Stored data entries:
>>>>
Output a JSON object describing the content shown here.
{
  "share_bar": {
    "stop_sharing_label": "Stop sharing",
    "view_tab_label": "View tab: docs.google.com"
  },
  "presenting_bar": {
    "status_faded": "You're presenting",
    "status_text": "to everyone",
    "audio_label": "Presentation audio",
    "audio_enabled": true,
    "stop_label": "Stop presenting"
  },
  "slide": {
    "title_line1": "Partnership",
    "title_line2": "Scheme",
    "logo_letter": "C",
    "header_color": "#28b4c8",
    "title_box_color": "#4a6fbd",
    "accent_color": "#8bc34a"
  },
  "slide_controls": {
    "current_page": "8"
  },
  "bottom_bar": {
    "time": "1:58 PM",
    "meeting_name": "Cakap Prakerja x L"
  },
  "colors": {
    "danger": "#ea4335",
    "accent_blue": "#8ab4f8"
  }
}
<<<<
>>>>
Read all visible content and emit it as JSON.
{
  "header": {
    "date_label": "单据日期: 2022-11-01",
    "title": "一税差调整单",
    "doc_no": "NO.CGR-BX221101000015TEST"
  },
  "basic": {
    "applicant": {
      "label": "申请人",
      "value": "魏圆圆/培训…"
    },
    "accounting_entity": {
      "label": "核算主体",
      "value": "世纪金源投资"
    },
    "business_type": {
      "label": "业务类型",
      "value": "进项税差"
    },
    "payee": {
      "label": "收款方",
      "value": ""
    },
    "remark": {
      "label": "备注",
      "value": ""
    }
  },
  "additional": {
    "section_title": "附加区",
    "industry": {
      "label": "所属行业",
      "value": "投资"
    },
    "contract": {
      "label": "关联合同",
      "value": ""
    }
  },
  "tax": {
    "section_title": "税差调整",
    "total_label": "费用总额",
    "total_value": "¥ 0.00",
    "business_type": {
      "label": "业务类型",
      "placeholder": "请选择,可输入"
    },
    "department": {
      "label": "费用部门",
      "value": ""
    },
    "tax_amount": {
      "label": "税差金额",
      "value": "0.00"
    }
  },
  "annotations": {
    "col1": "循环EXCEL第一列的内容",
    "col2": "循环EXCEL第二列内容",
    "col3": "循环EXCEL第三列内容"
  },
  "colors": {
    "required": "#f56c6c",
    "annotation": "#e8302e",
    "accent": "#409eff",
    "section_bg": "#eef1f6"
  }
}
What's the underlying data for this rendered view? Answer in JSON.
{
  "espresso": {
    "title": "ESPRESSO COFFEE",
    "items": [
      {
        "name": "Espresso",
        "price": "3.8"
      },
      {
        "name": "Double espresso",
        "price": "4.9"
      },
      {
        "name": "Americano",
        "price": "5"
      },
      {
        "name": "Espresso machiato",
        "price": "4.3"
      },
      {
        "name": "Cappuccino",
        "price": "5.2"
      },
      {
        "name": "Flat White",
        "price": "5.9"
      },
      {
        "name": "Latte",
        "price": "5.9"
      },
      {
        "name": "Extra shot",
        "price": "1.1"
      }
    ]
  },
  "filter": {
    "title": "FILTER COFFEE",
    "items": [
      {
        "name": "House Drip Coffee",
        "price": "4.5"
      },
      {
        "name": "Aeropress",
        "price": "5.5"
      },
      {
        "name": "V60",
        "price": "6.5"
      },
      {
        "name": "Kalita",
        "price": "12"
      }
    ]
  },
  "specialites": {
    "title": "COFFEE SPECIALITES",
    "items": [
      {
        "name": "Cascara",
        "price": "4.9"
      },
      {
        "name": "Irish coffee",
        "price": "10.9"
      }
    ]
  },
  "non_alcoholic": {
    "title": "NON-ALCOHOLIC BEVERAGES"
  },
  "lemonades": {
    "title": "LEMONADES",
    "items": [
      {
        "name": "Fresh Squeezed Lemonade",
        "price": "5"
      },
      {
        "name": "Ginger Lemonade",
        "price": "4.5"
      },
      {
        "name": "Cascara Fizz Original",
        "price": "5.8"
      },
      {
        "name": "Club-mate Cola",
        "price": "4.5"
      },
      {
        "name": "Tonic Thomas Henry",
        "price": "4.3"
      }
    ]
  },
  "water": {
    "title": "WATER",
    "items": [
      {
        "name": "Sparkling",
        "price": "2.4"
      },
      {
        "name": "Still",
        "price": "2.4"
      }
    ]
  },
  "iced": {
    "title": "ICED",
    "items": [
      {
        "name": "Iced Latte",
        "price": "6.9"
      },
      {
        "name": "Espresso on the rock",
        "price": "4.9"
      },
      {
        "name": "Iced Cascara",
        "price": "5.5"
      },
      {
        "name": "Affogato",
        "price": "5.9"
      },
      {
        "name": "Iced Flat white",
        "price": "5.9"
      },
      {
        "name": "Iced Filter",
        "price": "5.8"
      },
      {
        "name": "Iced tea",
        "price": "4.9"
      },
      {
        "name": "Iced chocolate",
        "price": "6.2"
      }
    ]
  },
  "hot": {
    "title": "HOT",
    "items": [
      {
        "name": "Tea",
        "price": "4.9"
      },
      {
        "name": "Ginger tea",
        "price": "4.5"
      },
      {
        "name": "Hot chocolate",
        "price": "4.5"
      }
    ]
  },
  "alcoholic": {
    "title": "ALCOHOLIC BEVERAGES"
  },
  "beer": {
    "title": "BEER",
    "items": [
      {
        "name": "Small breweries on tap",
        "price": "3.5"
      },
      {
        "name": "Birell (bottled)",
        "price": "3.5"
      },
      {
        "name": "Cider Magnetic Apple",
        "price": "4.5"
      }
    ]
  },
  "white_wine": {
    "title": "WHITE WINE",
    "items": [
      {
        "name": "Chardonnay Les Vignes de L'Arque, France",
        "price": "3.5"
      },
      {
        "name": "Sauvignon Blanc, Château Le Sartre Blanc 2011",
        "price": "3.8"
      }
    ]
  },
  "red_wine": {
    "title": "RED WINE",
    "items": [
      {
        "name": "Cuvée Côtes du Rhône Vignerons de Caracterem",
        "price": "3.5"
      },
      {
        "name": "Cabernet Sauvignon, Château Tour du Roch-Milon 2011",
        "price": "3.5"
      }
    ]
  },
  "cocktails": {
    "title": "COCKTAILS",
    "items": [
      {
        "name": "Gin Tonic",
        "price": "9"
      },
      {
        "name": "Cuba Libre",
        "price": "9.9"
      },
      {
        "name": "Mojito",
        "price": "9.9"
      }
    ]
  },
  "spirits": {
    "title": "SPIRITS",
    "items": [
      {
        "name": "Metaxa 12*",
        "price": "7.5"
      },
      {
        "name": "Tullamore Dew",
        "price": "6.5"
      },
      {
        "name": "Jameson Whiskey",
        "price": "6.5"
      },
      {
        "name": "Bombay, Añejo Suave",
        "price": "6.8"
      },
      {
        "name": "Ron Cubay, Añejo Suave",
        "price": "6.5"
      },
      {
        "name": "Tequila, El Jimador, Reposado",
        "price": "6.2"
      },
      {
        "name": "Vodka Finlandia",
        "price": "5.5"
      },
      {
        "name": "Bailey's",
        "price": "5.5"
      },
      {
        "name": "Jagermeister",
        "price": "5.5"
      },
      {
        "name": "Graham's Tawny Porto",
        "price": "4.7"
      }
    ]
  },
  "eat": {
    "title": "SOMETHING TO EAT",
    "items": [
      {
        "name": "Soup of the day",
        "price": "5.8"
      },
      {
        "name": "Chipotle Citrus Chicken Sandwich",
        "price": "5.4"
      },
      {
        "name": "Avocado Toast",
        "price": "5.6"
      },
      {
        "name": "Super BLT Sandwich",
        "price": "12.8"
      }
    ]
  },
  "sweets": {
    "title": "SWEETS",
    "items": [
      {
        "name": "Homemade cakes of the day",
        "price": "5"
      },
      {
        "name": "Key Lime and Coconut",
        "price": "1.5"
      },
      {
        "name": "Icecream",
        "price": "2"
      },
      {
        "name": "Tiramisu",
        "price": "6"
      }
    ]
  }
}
<<<<
>>>>
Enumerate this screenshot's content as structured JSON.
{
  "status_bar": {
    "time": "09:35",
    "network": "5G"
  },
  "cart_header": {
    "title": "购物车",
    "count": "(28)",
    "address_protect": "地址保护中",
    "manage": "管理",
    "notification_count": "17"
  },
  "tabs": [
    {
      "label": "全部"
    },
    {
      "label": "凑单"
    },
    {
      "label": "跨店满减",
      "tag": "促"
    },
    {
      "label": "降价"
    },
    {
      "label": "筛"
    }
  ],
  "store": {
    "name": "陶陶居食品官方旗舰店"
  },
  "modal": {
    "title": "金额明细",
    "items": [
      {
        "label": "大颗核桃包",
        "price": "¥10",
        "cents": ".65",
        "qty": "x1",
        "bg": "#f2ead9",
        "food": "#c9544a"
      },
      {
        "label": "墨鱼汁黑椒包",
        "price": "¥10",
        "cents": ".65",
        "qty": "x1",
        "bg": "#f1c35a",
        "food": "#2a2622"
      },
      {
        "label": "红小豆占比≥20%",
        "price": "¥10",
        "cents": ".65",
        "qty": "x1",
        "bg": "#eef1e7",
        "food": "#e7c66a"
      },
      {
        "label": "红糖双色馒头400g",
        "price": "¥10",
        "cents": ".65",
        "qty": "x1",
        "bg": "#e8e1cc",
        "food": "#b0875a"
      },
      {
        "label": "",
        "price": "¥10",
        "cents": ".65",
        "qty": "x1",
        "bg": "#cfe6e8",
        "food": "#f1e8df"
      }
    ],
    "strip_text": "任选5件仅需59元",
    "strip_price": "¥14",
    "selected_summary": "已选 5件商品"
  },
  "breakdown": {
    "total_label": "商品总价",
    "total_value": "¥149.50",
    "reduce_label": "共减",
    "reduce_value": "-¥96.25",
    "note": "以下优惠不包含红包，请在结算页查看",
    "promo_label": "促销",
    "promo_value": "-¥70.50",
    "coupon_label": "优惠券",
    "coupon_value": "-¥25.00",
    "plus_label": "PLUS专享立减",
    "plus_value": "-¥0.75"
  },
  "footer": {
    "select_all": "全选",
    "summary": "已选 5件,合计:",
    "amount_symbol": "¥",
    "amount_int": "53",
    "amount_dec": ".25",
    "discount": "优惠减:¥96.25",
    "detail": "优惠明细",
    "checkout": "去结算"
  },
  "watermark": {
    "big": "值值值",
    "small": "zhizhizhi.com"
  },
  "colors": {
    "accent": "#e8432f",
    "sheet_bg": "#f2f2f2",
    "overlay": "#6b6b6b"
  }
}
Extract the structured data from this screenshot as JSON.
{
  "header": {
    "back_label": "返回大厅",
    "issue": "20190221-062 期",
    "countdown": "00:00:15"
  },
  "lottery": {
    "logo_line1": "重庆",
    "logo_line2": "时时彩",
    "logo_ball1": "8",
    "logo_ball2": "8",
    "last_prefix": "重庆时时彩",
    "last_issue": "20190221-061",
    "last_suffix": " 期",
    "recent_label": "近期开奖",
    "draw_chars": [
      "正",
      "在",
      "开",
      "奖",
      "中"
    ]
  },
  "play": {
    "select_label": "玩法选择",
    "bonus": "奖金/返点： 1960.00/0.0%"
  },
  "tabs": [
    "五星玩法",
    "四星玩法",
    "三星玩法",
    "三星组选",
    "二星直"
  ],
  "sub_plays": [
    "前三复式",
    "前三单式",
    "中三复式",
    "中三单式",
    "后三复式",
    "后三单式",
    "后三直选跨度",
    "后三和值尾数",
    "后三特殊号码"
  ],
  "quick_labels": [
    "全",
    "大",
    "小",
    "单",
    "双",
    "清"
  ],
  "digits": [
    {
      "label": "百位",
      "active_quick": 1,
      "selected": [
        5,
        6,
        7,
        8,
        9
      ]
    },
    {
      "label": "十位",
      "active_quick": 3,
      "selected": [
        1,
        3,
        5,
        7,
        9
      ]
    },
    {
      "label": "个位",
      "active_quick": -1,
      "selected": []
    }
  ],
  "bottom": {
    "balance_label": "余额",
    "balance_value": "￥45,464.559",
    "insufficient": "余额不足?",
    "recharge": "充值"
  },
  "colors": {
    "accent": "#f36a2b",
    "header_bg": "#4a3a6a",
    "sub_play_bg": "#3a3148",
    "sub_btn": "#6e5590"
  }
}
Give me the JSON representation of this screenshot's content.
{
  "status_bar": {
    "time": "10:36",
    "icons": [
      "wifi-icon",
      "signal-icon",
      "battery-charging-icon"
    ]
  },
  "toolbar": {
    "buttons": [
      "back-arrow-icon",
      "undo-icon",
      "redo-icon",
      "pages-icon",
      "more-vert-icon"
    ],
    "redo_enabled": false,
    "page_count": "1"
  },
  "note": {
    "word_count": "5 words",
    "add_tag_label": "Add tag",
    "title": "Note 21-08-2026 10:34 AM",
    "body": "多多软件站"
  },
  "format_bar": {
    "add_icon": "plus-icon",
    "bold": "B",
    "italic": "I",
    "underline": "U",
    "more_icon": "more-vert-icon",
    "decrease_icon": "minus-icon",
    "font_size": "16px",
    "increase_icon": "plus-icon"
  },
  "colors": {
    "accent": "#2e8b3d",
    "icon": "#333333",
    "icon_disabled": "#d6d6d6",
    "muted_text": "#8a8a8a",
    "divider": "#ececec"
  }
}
<<<<
Only lines with the word "this" are wanted, so copy each one from the records.

What's the underlying data for this rendered view? Answer in JSON.
Enumerate this screenshot's content as structured JSON.
Extract the structured data from this screenshot as JSON.
Give me the JSON representation of this screenshot's content.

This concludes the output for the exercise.